==== Input data ====
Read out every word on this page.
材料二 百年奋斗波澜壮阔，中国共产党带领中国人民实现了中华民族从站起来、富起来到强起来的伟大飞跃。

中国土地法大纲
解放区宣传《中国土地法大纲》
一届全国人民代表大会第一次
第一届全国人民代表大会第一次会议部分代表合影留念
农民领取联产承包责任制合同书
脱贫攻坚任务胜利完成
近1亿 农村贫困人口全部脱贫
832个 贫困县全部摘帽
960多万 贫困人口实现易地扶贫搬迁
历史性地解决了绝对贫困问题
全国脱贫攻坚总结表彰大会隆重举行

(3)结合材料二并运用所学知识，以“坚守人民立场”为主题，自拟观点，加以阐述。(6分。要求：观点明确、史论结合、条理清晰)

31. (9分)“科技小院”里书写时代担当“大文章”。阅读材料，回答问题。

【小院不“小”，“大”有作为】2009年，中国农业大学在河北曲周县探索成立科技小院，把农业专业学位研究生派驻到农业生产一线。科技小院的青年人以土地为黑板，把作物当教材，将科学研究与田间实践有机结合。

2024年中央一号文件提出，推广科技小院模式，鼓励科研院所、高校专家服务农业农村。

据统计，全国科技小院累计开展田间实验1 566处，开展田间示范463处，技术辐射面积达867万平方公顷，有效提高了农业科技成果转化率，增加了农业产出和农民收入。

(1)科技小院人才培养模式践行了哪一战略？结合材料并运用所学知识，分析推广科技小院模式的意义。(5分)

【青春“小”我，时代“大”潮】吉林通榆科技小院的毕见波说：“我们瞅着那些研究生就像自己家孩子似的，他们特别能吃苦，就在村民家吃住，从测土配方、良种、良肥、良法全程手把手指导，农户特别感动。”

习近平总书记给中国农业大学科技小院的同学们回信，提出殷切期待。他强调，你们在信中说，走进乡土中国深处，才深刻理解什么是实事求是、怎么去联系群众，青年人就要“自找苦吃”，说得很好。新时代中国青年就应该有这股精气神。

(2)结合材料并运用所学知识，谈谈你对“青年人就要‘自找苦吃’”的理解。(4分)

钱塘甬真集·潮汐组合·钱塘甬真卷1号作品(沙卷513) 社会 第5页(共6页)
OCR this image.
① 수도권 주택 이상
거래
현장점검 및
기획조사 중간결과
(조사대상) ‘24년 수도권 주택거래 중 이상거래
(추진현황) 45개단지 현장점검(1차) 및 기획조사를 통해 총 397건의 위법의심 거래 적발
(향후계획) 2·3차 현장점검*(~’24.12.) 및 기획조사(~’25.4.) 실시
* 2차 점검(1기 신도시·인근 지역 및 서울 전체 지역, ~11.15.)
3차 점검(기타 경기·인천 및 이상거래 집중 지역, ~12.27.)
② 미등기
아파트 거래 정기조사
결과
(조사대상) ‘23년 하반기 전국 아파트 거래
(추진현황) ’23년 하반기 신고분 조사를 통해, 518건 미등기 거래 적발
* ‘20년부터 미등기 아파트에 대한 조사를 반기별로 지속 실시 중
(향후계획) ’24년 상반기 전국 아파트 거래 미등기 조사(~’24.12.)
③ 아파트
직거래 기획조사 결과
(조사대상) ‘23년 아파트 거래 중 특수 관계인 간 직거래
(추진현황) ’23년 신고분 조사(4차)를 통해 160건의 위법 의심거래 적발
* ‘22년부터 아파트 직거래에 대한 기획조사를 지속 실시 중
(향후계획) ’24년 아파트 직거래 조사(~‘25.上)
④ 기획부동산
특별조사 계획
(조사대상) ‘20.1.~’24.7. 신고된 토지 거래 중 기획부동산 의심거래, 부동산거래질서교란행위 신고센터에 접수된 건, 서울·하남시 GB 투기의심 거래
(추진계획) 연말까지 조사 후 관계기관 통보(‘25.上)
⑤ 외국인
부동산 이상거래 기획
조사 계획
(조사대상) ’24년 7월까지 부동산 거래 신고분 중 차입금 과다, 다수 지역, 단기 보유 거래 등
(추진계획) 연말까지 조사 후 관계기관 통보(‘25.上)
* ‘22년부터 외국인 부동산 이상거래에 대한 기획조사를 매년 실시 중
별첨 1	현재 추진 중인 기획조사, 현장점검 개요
====
Task to carry out: Begin with the line that contains "OCR this image." and end with the last line of the records; set down every line in that span exactly, and nothing else.

Written solution:
OCR this image.
① 수도권 주택 이상
거래
현장점검 및
기획조사 중간결과
(조사대상) ‘24년 수도권 주택거래 중 이상거래
(추진현황) 45개단지 현장점검(1차) 및 기획조사를 통해 총 397건의 위법의심 거래 적발
(향후계획) 2·3차 현장점검*(~’24.12.) 및 기획조사(~’25.4.) 실시
* 2차 점검(1기 신도시·인근 지역 및 서울 전체 지역, ~11.15.)
3차 점검(기타 경기·인천 및 이상거래 집중 지역, ~12.27.)
② 미등기
아파트 거래 정기조사
결과
(조사대상) ‘23년 하반기 전국 아파트 거래
(추진현황) ’23년 하반기 신고분 조사를 통해, 518건 미등기 거래 적발
* ‘20년부터 미등기 아파트에 대한 조사를 반기별로 지속 실시 중
(향후계획) ’24년 상반기 전국 아파트 거래 미등기 조사(~’24.12.)
③ 아파트
직거래 기획조사 결과
(조사대상) ‘23년 아파트 거래 중 특수 관계인 간 직거래
(추진현황) ’23년 신고분 조사(4차)를 통해 160건의 위법 의심거래 적발
* ‘22년부터 아파트 직거래에 대한 기획조사를 지속 실시 중
(향후계획) ’24년 아파트 직거래 조사(~‘25.上)
④ 기획부동산
특별조사 계획
(조사대상) ‘20.1.~’24.7. 신고된 토지 거래 중 기획부동산 의심거래, 부동산거래질서교란행위 신고센터에 접수된 건, 서울·하남시 GB 투기의심 거래
(추진계획) 연말까지 조사 후 관계기관 통보(‘25.上)
⑤ 외국인
부동산 이상거래 기획
조사 계획
(조사대상) ’24년 7월까지 부동산 거래 신고분 중 차입금 과다, 다수 지역, 단기 보유 거래 등
(추진계획) 연말까지 조사 후 관계기관 통보(‘25.上)
* ‘22년부터 외국인 부동산 이상거래에 대한 기획조사를 매년 실시 중
별첨 1	현재 추진 중인 기획조사, 현장점검 개요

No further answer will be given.